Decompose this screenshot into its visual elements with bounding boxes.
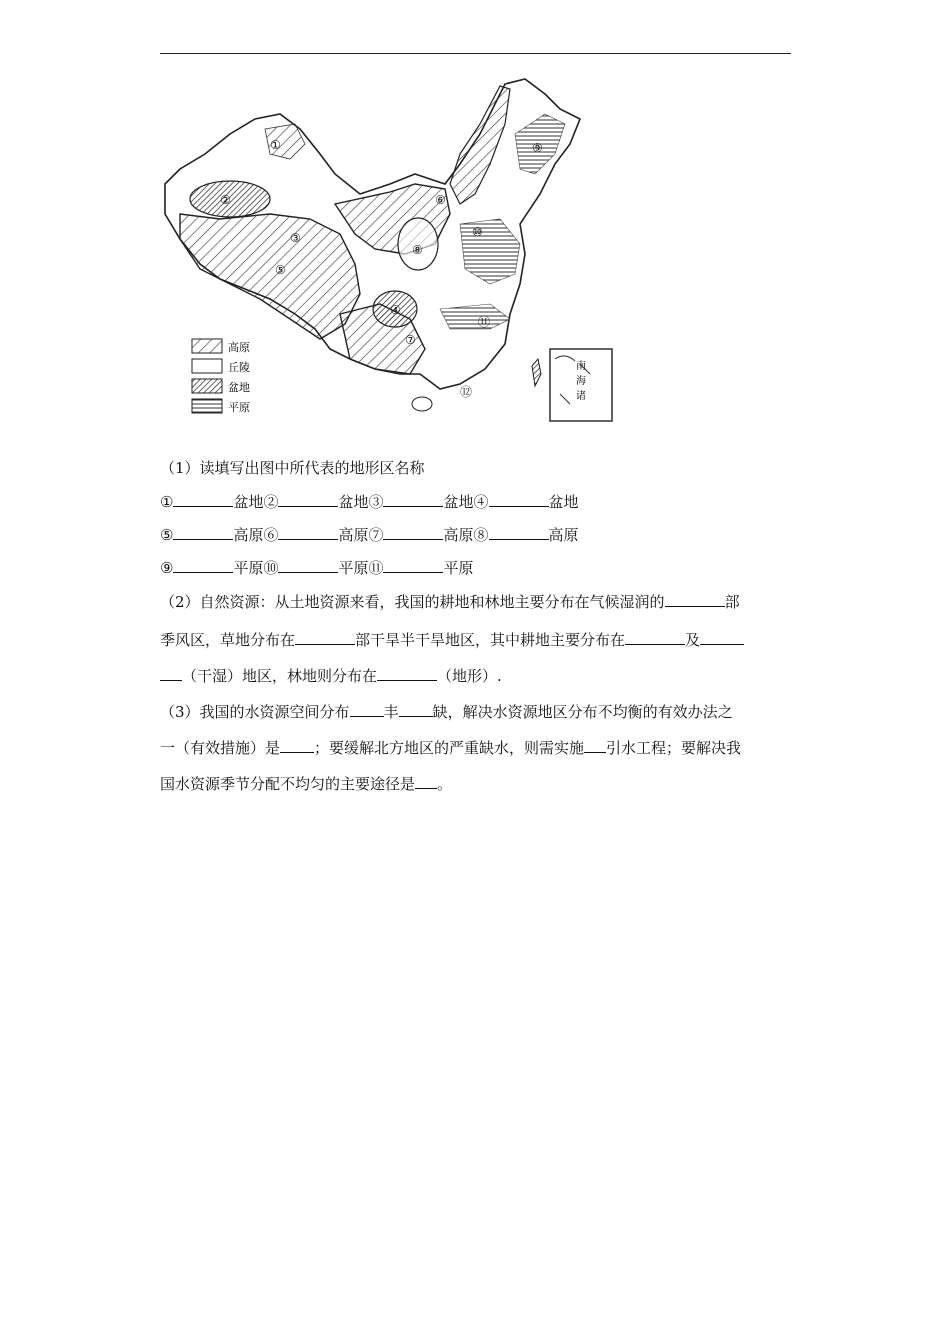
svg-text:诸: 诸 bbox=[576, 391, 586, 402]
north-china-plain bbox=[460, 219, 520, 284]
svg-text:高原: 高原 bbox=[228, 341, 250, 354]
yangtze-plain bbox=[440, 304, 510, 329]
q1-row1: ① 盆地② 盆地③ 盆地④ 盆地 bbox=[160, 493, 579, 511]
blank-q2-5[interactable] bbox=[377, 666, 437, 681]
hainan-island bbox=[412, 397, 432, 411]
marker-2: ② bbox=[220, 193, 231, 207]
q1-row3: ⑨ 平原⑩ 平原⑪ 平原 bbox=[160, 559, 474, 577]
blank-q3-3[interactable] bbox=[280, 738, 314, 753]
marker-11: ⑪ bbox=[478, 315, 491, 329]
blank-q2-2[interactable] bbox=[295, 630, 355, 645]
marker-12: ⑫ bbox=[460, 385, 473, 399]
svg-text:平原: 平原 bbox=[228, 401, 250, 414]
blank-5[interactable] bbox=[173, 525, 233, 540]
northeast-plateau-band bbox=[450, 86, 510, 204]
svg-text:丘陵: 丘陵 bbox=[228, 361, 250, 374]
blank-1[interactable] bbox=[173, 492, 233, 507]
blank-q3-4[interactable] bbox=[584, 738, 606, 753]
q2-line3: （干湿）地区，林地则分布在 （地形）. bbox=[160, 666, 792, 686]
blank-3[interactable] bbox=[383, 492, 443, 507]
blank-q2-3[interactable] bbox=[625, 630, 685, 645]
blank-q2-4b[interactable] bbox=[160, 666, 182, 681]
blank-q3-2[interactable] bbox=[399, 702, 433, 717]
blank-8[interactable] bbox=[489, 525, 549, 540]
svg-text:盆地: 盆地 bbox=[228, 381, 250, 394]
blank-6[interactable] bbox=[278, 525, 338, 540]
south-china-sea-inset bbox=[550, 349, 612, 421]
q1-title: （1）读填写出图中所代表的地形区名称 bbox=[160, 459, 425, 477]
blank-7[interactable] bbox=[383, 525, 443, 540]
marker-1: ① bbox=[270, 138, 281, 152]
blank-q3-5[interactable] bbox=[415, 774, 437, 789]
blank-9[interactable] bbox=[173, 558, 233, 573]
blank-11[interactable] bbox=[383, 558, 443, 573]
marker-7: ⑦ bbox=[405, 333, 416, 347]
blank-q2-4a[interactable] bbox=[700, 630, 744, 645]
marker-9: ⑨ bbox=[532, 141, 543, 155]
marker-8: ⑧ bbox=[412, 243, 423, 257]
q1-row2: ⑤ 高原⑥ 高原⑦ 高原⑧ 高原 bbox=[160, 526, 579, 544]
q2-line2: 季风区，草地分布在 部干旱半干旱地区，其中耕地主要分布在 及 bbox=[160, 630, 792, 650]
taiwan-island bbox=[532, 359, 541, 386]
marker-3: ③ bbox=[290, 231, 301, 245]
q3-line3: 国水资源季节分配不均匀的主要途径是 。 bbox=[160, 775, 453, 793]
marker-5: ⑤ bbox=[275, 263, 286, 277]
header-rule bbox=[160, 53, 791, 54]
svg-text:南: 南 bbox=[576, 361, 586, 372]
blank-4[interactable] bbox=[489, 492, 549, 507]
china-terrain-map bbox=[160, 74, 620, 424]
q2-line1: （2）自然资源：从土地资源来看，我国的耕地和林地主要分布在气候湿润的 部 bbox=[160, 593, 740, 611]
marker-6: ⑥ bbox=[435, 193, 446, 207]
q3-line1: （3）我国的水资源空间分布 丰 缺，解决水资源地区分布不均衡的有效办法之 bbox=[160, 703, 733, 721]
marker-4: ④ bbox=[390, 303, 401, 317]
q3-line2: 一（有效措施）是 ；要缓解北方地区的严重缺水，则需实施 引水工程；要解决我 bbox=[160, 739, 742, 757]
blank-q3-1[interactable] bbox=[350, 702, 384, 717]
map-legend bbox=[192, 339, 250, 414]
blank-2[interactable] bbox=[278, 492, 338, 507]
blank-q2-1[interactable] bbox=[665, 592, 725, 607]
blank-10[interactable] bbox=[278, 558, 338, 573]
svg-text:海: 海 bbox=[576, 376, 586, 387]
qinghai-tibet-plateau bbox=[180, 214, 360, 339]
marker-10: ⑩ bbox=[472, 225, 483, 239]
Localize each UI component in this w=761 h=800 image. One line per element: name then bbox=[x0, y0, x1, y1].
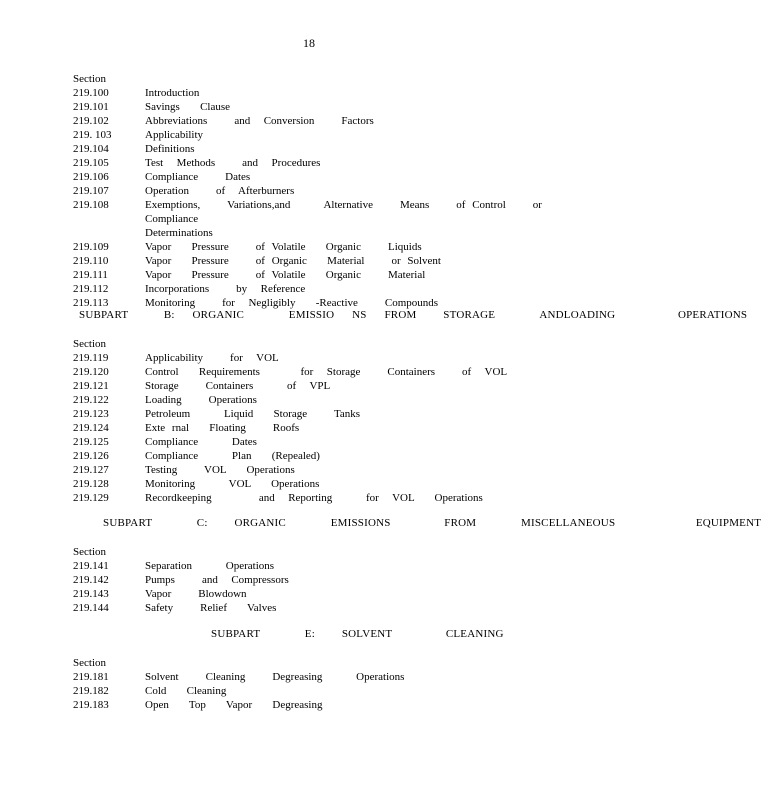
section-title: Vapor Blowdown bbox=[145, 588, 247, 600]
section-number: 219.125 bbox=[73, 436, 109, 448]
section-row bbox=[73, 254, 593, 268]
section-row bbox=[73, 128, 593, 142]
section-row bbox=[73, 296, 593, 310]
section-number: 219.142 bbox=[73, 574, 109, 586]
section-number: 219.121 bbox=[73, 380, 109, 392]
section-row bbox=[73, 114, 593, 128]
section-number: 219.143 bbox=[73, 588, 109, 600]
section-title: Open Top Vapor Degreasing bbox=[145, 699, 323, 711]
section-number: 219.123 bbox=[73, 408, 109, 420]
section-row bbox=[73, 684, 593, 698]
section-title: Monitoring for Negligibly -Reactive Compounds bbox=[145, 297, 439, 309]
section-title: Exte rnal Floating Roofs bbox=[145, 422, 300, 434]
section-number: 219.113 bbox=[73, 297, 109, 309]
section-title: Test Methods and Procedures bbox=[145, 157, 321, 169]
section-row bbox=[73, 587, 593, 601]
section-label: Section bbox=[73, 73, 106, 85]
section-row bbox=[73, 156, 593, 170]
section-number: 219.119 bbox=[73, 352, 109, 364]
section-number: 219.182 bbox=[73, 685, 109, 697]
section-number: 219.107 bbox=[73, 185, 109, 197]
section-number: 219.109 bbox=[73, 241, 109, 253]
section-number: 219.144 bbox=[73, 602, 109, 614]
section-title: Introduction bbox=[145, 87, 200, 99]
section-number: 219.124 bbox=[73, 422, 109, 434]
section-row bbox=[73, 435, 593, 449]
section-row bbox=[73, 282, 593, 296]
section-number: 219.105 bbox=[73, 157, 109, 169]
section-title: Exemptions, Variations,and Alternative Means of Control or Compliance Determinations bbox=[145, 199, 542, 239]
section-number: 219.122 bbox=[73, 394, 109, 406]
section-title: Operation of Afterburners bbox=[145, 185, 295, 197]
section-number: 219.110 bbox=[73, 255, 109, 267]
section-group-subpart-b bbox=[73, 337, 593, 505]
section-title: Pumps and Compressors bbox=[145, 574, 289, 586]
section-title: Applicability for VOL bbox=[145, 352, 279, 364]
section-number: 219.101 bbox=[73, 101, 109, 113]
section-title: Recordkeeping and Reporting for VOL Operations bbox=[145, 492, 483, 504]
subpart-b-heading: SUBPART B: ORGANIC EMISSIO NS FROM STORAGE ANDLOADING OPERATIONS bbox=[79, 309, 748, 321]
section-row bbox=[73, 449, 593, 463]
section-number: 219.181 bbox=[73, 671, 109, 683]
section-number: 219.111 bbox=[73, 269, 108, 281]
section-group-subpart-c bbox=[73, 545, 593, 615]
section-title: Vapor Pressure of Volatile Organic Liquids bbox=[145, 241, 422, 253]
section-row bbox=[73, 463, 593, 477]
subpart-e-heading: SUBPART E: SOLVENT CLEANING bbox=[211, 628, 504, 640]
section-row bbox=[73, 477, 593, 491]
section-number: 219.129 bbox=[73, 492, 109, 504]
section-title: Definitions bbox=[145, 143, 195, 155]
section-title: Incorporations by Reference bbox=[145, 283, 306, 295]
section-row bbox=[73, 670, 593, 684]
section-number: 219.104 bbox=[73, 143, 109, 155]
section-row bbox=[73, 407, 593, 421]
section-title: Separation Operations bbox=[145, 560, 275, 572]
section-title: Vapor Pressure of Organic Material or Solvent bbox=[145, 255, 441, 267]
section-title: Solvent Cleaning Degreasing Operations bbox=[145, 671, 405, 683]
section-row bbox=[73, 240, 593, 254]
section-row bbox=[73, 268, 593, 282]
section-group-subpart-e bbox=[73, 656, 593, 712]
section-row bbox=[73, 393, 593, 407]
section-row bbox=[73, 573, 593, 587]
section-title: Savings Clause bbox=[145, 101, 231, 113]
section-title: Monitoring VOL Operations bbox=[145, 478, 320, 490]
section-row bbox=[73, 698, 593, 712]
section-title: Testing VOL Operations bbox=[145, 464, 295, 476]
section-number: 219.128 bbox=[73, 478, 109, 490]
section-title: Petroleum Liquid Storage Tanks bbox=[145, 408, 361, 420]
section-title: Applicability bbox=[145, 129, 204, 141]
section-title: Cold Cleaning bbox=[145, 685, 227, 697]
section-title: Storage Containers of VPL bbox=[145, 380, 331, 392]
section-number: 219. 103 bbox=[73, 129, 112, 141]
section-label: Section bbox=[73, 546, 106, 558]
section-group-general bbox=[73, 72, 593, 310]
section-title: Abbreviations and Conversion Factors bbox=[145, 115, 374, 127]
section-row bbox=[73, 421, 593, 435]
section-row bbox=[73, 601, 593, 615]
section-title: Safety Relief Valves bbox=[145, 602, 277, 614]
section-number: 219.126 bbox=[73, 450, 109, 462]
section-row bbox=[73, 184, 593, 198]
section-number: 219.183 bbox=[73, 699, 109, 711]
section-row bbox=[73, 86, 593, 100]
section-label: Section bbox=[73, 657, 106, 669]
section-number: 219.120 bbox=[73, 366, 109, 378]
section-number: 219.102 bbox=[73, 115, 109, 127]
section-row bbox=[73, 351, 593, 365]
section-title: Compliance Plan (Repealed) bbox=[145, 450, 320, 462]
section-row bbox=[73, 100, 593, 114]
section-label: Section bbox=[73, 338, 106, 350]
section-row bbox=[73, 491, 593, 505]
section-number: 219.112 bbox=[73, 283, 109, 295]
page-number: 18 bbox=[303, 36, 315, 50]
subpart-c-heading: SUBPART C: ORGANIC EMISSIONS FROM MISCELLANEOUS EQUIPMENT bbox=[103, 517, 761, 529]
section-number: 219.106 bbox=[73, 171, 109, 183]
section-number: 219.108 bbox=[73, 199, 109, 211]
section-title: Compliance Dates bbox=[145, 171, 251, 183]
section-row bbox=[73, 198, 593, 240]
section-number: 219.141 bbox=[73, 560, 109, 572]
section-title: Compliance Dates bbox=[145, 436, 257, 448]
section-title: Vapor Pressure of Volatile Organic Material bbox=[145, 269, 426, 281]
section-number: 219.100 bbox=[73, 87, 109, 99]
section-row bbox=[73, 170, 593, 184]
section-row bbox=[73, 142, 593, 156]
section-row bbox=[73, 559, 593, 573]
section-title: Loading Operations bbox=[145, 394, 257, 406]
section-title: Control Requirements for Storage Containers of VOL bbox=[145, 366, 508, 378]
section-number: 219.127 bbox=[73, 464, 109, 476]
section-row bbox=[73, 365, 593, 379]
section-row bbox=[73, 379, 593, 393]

**OBJECTIVE**: Return the lines between the one holding "svg-text:诸: 诸 bbox=[576, 391, 586, 402]" and the one holding "blank-q3-5[interactable] bbox=[415, 774, 437, 789]", inclusive, each repeated exactly.

**ANSWER TO THE TASK**:
svg-text:诸: 诸 bbox=[576, 391, 586, 402]
north-china-plain bbox=[460, 219, 520, 284]
svg-text:高原: 高原 bbox=[228, 341, 250, 354]
yangtze-plain bbox=[440, 304, 510, 329]
q1-row1: ① 盆地② 盆地③ 盆地④ 盆地 bbox=[160, 493, 579, 511]
blank-q2-5[interactable] bbox=[377, 666, 437, 681]
hainan-island bbox=[412, 397, 432, 411]
marker-2: ② bbox=[220, 193, 231, 207]
q1-row3: ⑨ 平原⑩ 平原⑪ 平原 bbox=[160, 559, 474, 577]
blank-q3-3[interactable] bbox=[280, 738, 314, 753]
marker-11: ⑪ bbox=[478, 315, 491, 329]
blank-q2-2[interactable] bbox=[295, 630, 355, 645]
marker-12: ⑫ bbox=[460, 385, 473, 399]
svg-text:平原: 平原 bbox=[228, 401, 250, 414]
blank-5[interactable] bbox=[173, 525, 233, 540]
northeast-plateau-band bbox=[450, 86, 510, 204]
svg-text:丘陵: 丘陵 bbox=[228, 361, 250, 374]
blank-1[interactable] bbox=[173, 492, 233, 507]
blank-q3-4[interactable] bbox=[584, 738, 606, 753]
q2-line3: （干湿）地区，林地则分布在 （地形）. bbox=[160, 666, 792, 686]
blank-3[interactable] bbox=[383, 492, 443, 507]
blank-q2-3[interactable] bbox=[625, 630, 685, 645]
blank-q2-4b[interactable] bbox=[160, 666, 182, 681]
blank-q3-2[interactable] bbox=[399, 702, 433, 717]
blank-8[interactable] bbox=[489, 525, 549, 540]
svg-text:盆地: 盆地 bbox=[228, 381, 250, 394]
blank-6[interactable] bbox=[278, 525, 338, 540]
south-china-sea-inset bbox=[550, 349, 612, 421]
q1-title: （1）读填写出图中所代表的地形区名称 bbox=[160, 459, 425, 477]
blank-7[interactable] bbox=[383, 525, 443, 540]
marker-1: ① bbox=[270, 138, 281, 152]
blank-q3-5[interactable] bbox=[415, 774, 437, 789]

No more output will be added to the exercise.